■ **Objective**
Reproduce the records below in full and exactly, without their images.

[Records from a dataset]
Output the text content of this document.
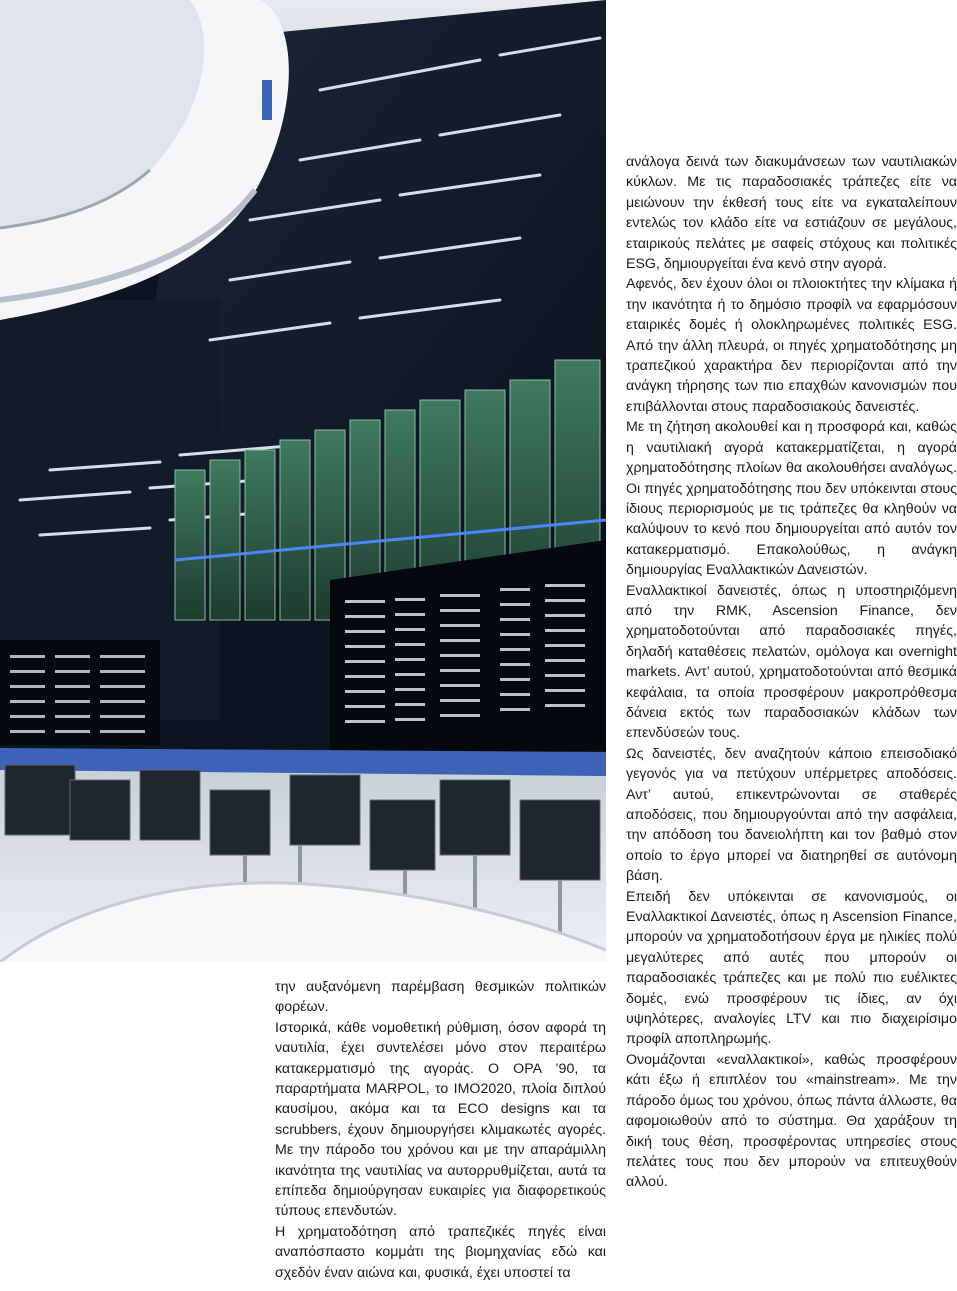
την αυξανόμενη παρέμβαση θεσμικών πολιτικών φορέων.

Ιστορικά, κάθε νομοθετική ρύθμιση, όσον αφορά τη ναυτιλία, έχει συντελέσει μόνο στον περαιτέρω κατακερματισμό της αγοράς. Ο OPA ’90, τα παραρτήματα MARPOL, το IMO2020, πλοία διπλού καυσίμου, ακόμα και τα ECO designs και τα scrubbers, έχουν δημιουργήσει κλιμακωτές αγορές. Με την πάροδο του χρόνου και με την απαράμιλλη ικανότητα της ναυτιλίας να αυτορρυθμίζεται, αυτά τα επίπεδα δημιούργησαν ευκαιρίες για διαφορετικούς τύπους επενδυτών.

Η χρηματοδότηση από τραπεζικές πηγές είναι αναπόσπαστο κομμάτι της βιομηχανίας εδώ και σχεδόν έναν αιώνα και, φυσικά, έχει υποστεί τα

ανάλογα δεινά των διακυμάνσεων των ναυτιλιακών κύκλων. Με τις παραδοσιακές τράπεζες είτε να μειώνουν την έκθεσή τους είτε να εγκαταλείπουν εντελώς τον κλάδο είτε να εστιάζουν σε μεγάλους, εταιρικούς πελάτες με σαφείς στόχους και πολιτικές ESG, δημιουργείται ένα κενό στην αγορά.

Αφενός, δεν έχουν όλοι οι πλοιοκτήτες την κλίμακα ή την ικανότητα ή το δημόσιο προφίλ να εφαρμόσουν εταιρικές δομές ή ολοκληρωμένες πολιτικές ESG. Από την άλλη πλευρά, οι πηγές χρηματοδότησης μη τραπεζικού χαρακτήρα δεν περιορίζονται από την ανάγκη τήρησης των πιο επαχθών κανονισμών που επιβάλλονται στους παραδοσιακούς δανειστές.

Με τη ζήτηση ακολουθεί και η προσφορά και, καθώς η ναυτιλιακή αγορά κατακερματίζεται, η αγορά χρηματοδότησης πλοίων θα ακολουθήσει αναλόγως. Οι πηγές χρηματοδότησης που δεν υπόκεινται στους ίδιους περιορισμούς με τις τράπεζες θα κληθούν να καλύψουν το κενό που δημιουργείται από αυτόν τον κατακερματισμό. Επακολούθως, η ανάγκη δημιουργίας Εναλλακτικών Δανειστών.

Εναλλακτικοί δανειστές, όπως η υποστηριζόμενη από την RMK, Ascension Finance, δεν χρηματοδοτούνται από παραδοσιακές πηγές, δηλαδή καταθέσεις πελατών, ομόλογα και overnight markets. Αντ’ αυτού, χρηματοδοτούνται από θεσμικά κεφάλαια, τα οποία προσφέρουν μακροπρόθεσμα δάνεια εκτός των παραδοσιακών κλάδων των επενδύσεών τους.

Ως δανειστές, δεν αναζητούν κάποιο επεισοδιακό γεγονός για να πετύχουν υπέρμετρες αποδόσεις. Αντ’ αυτού, επικεντρώνονται σε σταθερές αποδόσεις, που δημιουργούνται από την ασφάλεια, την απόδοση του δανειολήπτη και τον βαθμό στον οποίο το έργο μπορεί να διατηρηθεί σε αυτόνομη βάση.

Επειδή δεν υπόκεινται σε κανονισμούς, οι Εναλλακτικοί Δανειστές, όπως η Ascension Finance, μπορούν να χρηματοδοτήσουν έργα με ηλικίες πολύ μεγαλύτερες από αυτές που μπορούν οι παραδοσιακές τράπεζες και με πολύ πιο ευέλικτες δομές, ενώ προσφέρουν τις ίδιες, αν όχι υψηλότερες, αναλογίες LTV και πιο διαχειρίσιμο προφίλ αποπληρωμής.

Ονομάζονται «εναλλακτικοί», καθώς προσφέρουν κάτι έξω ή επιπλέον του «mainstream». Με την πάροδο όμως του χρόνου, όπως πάντα άλλωστε, θα αφομοιωθούν από το σύστημα. Θα χαράξουν τη δική τους θέση, προσφέροντας υπηρεσίες στους πελάτες τους που δεν μπορούν να επιτευχθούν αλλού.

■ **Solution**
Output the text content of this document.
την αυξανόμενη παρέμβαση θεσμικών πολιτικών φορέων.

Ιστορικά, κάθε νομοθετική ρύθμιση, όσον αφορά τη ναυτιλία, έχει συντελέσει μόνο στον περαιτέρω κατακερματισμό της αγοράς. Ο OPA ’90, τα παραρτήματα MARPOL, το IMO2020, πλοία διπλού καυσίμου, ακόμα και τα ECO designs και τα scrubbers, έχουν δημιουργήσει κλιμακωτές αγορές. Με την πάροδο του χρόνου και με την απαράμιλλη ικανότητα της ναυτιλίας να αυτορρυθμίζεται, αυτά τα επίπεδα δημιούργησαν ευκαιρίες για διαφορετικούς τύπους επενδυτών.

Η χρηματοδότηση από τραπεζικές πηγές είναι αναπόσπαστο κομμάτι της βιομηχανίας εδώ και σχεδόν έναν αιώνα και, φυσικά, έχει υποστεί τα

ανάλογα δεινά των διακυμάνσεων των ναυτιλιακών κύκλων. Με τις παραδοσιακές τράπεζες είτε να μειώνουν την έκθεσή τους είτε να εγκαταλείπουν εντελώς τον κλάδο είτε να εστιάζουν σε μεγάλους, εταιρικούς πελάτες με σαφείς στόχους και πολιτικές ESG, δημιουργείται ένα κενό στην αγορά.

Αφενός, δεν έχουν όλοι οι πλοιοκτήτες την κλίμακα ή την ικανότητα ή το δημόσιο προφίλ να εφαρμόσουν εταιρικές δομές ή ολοκληρωμένες πολιτικές ESG. Από την άλλη πλευρά, οι πηγές χρηματοδότησης μη τραπεζικού χαρακτήρα δεν περιορίζονται από την ανάγκη τήρησης των πιο επαχθών κανονισμών που επιβάλλονται στους παραδοσιακούς δανειστές.

Με τη ζήτηση ακολουθεί και η προσφορά και, καθώς η ναυτιλιακή αγορά κατακερματίζεται, η αγορά χρηματοδότησης πλοίων θα ακολουθήσει αναλόγως. Οι πηγές χρηματοδότησης που δεν υπόκεινται στους ίδιους περιορισμούς με τις τράπεζες θα κληθούν να καλύψουν το κενό που δημιουργείται από αυτόν τον κατακερματισμό. Επακολούθως, η ανάγκη δημιουργίας Εναλλακτικών Δανειστών.

Εναλλακτικοί δανειστές, όπως η υποστηριζόμενη από την RMK, Ascension Finance, δεν χρηματοδοτούνται από παραδοσιακές πηγές, δηλαδή καταθέσεις πελατών, ομόλογα και overnight markets. Αντ’ αυτού, χρηματοδοτούνται από θεσμικά κεφάλαια, τα οποία προσφέρουν μακροπρόθεσμα δάνεια εκτός των παραδοσιακών κλάδων των επενδύσεών τους.

Ως δανειστές, δεν αναζητούν κάποιο επεισοδιακό γεγονός για να πετύχουν υπέρμετρες αποδόσεις. Αντ’ αυτού, επικεντρώνονται σε σταθερές αποδόσεις, που δημιουργούνται από την ασφάλεια, την απόδοση του δανειολήπτη και τον βαθμό στον οποίο το έργο μπορεί να διατηρηθεί σε αυτόνομη βάση.

Επειδή δεν υπόκεινται σε κανονισμούς, οι Εναλλακτικοί Δανειστές, όπως η Ascension Finance, μπορούν να χρηματοδοτήσουν έργα με ηλικίες πολύ μεγαλύτερες από αυτές που μπορούν οι παραδοσιακές τράπεζες και με πολύ πιο ευέλικτες δομές, ενώ προσφέρουν τις ίδιες, αν όχι υψηλότερες, αναλογίες LTV και πιο διαχειρίσιμο προφίλ αποπληρωμής.

Ονομάζονται «εναλλακτικοί», καθώς προσφέρουν κάτι έξω ή επιπλέον του «mainstream». Με την πάροδο όμως του χρόνου, όπως πάντα άλλωστε, θα αφομοιωθούν από το σύστημα. Θα χαράξουν τη δική τους θέση, προσφέροντας υπηρεσίες στους πελάτες τους που δεν μπορούν να επιτευχθούν αλλού.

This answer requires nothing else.